DIRECTIVE.
Omit every picture, then give all the entries again exactly.

ENTRIES PROVIDED.
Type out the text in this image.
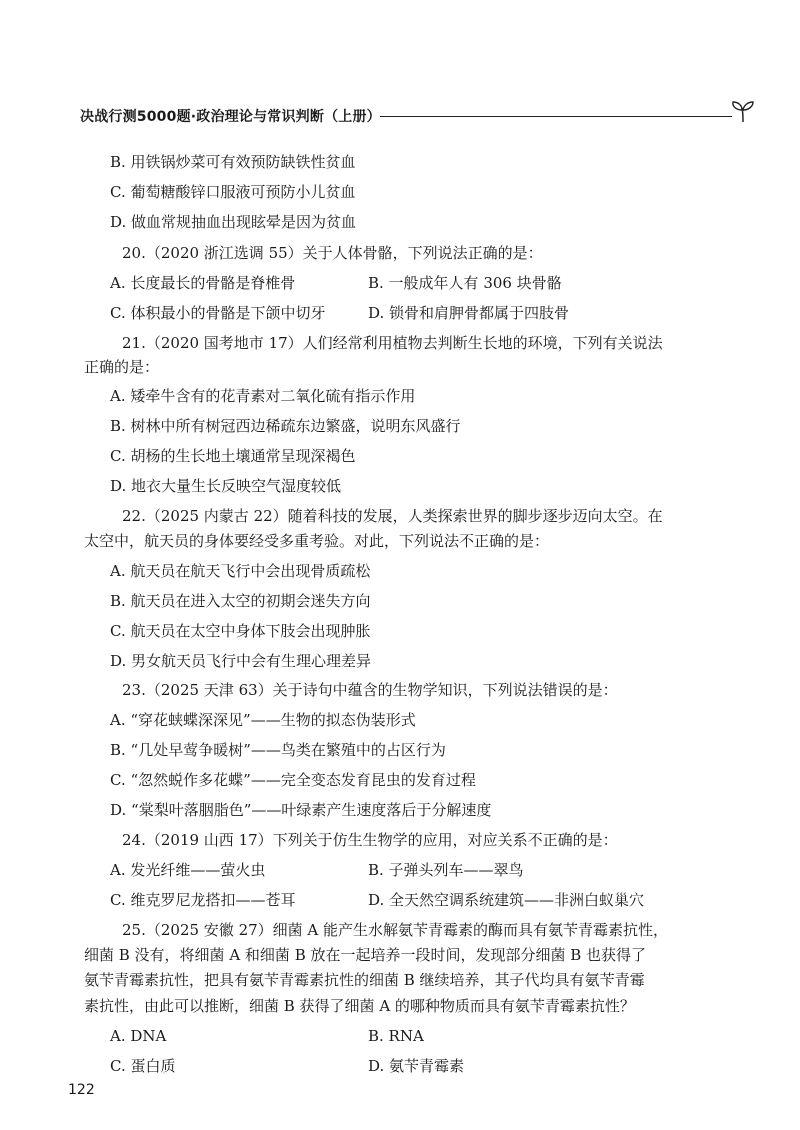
决战行测5000题·政治理论与常识判断（上册）
B. 用铁锅炒菜可有效预防缺铁性贫血
C. 葡萄糖酸锌口服液可预防小儿贫血
D. 做血常规抽血出现眩晕是因为贫血
20.（2020 浙江选调 55）关于人体骨骼，下列说法正确的是：
A. 长度最长的骨骼是脊椎骨	B. 一般成年人有 306 块骨骼
C. 体积最小的骨骼是下颌中切牙	D. 锁骨和肩胛骨都属于四肢骨
21.（2020 国考地市 17）人们经常利用植物去判断生长地的环境，下列有关说法
正确的是：
A. 矮牵牛含有的花青素对二氧化硫有指示作用
B. 树林中所有树冠西边稀疏东边繁盛，说明东风盛行
C. 胡杨的生长地土壤通常呈现深褐色
D. 地衣大量生长反映空气湿度较低
22.（2025 内蒙古 22）随着科技的发展，人类探索世界的脚步逐步迈向太空。在
太空中，航天员的身体要经受多重考验。对此，下列说法不正确的是：
A. 航天员在航天飞行中会出现骨质疏松
B. 航天员在进入太空的初期会迷失方向
C. 航天员在太空中身体下肢会出现肿胀
D. 男女航天员飞行中会有生理心理差异
23.（2025 天津 63）关于诗句中蕴含的生物学知识，下列说法错误的是：
A. “穿花蛱蝶深深见”——生物的拟态伪装形式
B. “几处早莺争暖树”——鸟类在繁殖中的占区行为
C. “忽然蜕作多花蝶”——完全变态发育昆虫的发育过程
D. “棠梨叶落胭脂色”——叶绿素产生速度落后于分解速度
24.（2019 山西 17）下列关于仿生生物学的应用，对应关系不正确的是：
A. 发光纤维——萤火虫	B. 子弹头列车——翠鸟
C. 维克罗尼龙搭扣——苍耳	D. 全天然空调系统建筑——非洲白蚁巢穴
25.（2025 安徽 27）细菌 A 能产生水解氨苄青霉素的酶而具有氨苄青霉素抗性，
细菌 B 没有，将细菌 A 和细菌 B 放在一起培养一段时间，发现部分细菌 B 也获得了
氨苄青霉素抗性，把具有氨苄青霉素抗性的细菌 B 继续培养，其子代均具有氨苄青霉
素抗性，由此可以推断，细菌 B 获得了细菌 A 的哪种物质而具有氨苄青霉素抗性？
A. DNA	B. RNA
C. 蛋白质	D. 氨苄青霉素
122
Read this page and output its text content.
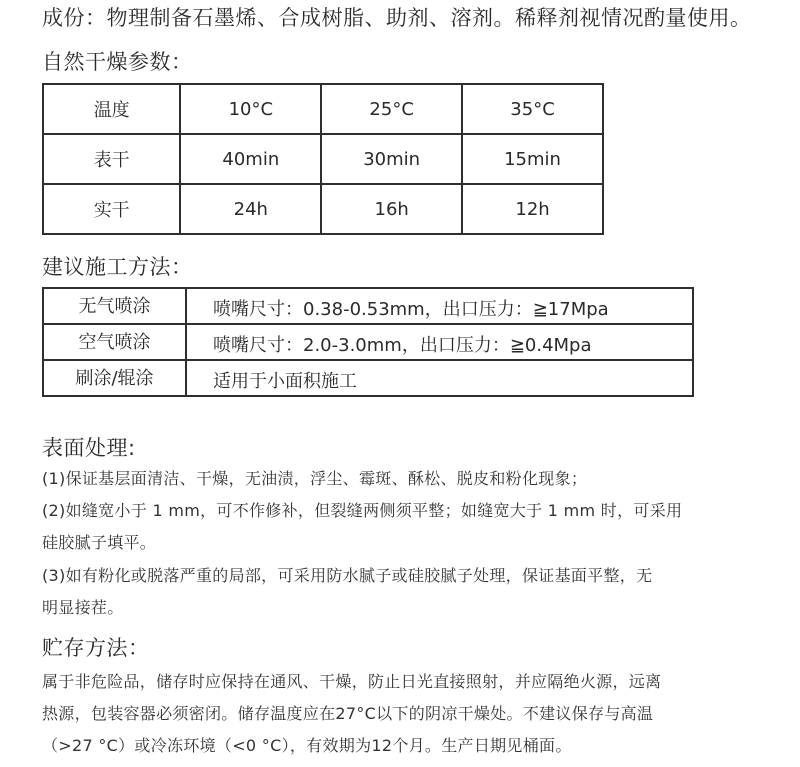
成份：物理制备石墨烯、合成树脂、助剂、溶剂。稀释剂视情况酌量使用。
自然干燥参数：
温度	10°C	25°C	35°C
表干	40min	30min	15min
实干	24h	16h	12h
建议施工方法：
无气喷涂	喷嘴尺寸：0.38-0.53mm，出口压力：≧17Mpa
空气喷涂	喷嘴尺寸：2.0-3.0mm，出口压力：≧0.4Mpa
刷涂/辊涂	适用于小面积施工
表面处理:
(1)保证基层面清洁、干燥，无油渍，浮尘、霉斑、酥松、脱皮和粉化现象；
(2)如缝宽小于 1 mm，可不作修补，但裂缝两侧须平整；如缝宽大于 1 mm 时，可采用
硅胶腻子填平。
(3)如有粉化或脱落严重的局部，可采用防水腻子或硅胶腻子处理，保证基面平整，无
明显接茬。
贮存方法：
属于非危险品，储存时应保持在通风、干燥，防止日光直接照射，并应隔绝火源，远离
热源，包装容器必须密闭。储存温度应在27°C以下的阴凉干燥处。不建议保存与高温
（>27 °C）或冷冻环境（<0 °C），有效期为12个月。生产日期见桶面。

FINAL RESULT.
Type out the text in this image.
决战行测5000题·政治理论与常识判断（上册）
B. 用铁锅炒菜可有效预防缺铁性贫血
C. 葡萄糖酸锌口服液可预防小儿贫血
D. 做血常规抽血出现眩晕是因为贫血
20.（2020 浙江选调 55）关于人体骨骼，下列说法正确的是：
A. 长度最长的骨骼是脊椎骨	B. 一般成年人有 306 块骨骼
C. 体积最小的骨骼是下颌中切牙	D. 锁骨和肩胛骨都属于四肢骨
21.（2020 国考地市 17）人们经常利用植物去判断生长地的环境，下列有关说法
正确的是：
A. 矮牵牛含有的花青素对二氧化硫有指示作用
B. 树林中所有树冠西边稀疏东边繁盛，说明东风盛行
C. 胡杨的生长地土壤通常呈现深褐色
D. 地衣大量生长反映空气湿度较低
22.（2025 内蒙古 22）随着科技的发展，人类探索世界的脚步逐步迈向太空。在
太空中，航天员的身体要经受多重考验。对此，下列说法不正确的是：
A. 航天员在航天飞行中会出现骨质疏松
B. 航天员在进入太空的初期会迷失方向
C. 航天员在太空中身体下肢会出现肿胀
D. 男女航天员飞行中会有生理心理差异
23.（2025 天津 63）关于诗句中蕴含的生物学知识，下列说法错误的是：
A. “穿花蛱蝶深深见”——生物的拟态伪装形式
B. “几处早莺争暖树”——鸟类在繁殖中的占区行为
C. “忽然蜕作多花蝶”——完全变态发育昆虫的发育过程
D. “棠梨叶落胭脂色”——叶绿素产生速度落后于分解速度
24.（2019 山西 17）下列关于仿生生物学的应用，对应关系不正确的是：
A. 发光纤维——萤火虫	B. 子弹头列车——翠鸟
C. 维克罗尼龙搭扣——苍耳	D. 全天然空调系统建筑——非洲白蚁巢穴
25.（2025 安徽 27）细菌 A 能产生水解氨苄青霉素的酶而具有氨苄青霉素抗性，
细菌 B 没有，将细菌 A 和细菌 B 放在一起培养一段时间，发现部分细菌 B 也获得了
氨苄青霉素抗性，把具有氨苄青霉素抗性的细菌 B 继续培养，其子代均具有氨苄青霉
素抗性，由此可以推断，细菌 B 获得了细菌 A 的哪种物质而具有氨苄青霉素抗性？
A. DNA	B. RNA
C. 蛋白质	D. 氨苄青霉素
122
Read this page and output its text content.
成份：物理制备石墨烯、合成树脂、助剂、溶剂。稀释剂视情况酌量使用。
自然干燥参数：
温度	10°C	25°C	35°C
表干	40min	30min	15min
实干	24h	16h	12h
建议施工方法：
无气喷涂	喷嘴尺寸：0.38-0.53mm，出口压力：≧17Mpa
空气喷涂	喷嘴尺寸：2.0-3.0mm，出口压力：≧0.4Mpa
刷涂/辊涂	适用于小面积施工
表面处理:
(1)保证基层面清洁、干燥，无油渍，浮尘、霉斑、酥松、脱皮和粉化现象；
(2)如缝宽小于 1 mm，可不作修补，但裂缝两侧须平整；如缝宽大于 1 mm 时，可采用
硅胶腻子填平。
(3)如有粉化或脱落严重的局部，可采用防水腻子或硅胶腻子处理，保证基面平整，无
明显接茬。
贮存方法：
属于非危险品，储存时应保持在通风、干燥，防止日光直接照射，并应隔绝火源，远离
热源，包装容器必须密闭。储存温度应在27°C以下的阴凉干燥处。不建议保存与高温
（>27 °C）或冷冻环境（<0 °C），有效期为12个月。生产日期见桶面。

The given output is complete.